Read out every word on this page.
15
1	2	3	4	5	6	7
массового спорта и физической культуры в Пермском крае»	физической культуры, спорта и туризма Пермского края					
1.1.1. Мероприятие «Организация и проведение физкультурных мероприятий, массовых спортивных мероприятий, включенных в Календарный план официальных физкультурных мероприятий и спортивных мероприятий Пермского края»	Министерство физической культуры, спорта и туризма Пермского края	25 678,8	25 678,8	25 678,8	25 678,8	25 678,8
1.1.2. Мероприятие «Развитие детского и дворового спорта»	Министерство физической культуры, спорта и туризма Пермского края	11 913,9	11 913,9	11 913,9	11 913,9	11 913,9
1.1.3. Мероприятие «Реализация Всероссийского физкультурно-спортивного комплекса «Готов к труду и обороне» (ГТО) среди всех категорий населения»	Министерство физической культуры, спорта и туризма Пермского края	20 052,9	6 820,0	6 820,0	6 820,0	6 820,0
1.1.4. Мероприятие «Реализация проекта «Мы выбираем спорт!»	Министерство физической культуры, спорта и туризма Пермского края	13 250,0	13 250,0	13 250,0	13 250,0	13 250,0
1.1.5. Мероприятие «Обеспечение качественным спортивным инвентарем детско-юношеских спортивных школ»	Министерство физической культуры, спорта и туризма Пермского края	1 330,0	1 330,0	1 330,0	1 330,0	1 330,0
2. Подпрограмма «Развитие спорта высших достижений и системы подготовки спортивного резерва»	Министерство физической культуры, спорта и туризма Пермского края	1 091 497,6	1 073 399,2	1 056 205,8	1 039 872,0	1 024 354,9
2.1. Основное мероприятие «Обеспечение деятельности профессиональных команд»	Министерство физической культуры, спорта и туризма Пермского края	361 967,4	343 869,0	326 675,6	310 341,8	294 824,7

##########

**Task instructions**
Isolate the lines above that contain the word "спортивного" and copy them.

**Full solution**
1.1.3. Мероприятие «Реализация Всероссийского физкультурно-спортивного комплекса «Готов к труду и обороне» (ГТО) среди всех категорий населения»	Министерство физической культуры, спорта и туризма Пермского края	20 052,9	6 820,0	6 820,0	6 820,0	6 820,0
2. Подпрограмма «Развитие спорта высших достижений и системы подготовки спортивного резерва»	Министерство физической культуры, спорта и туризма Пермского края	1 091 497,6	1 073 399,2	1 056 205,8	1 039 872,0	1 024 354,9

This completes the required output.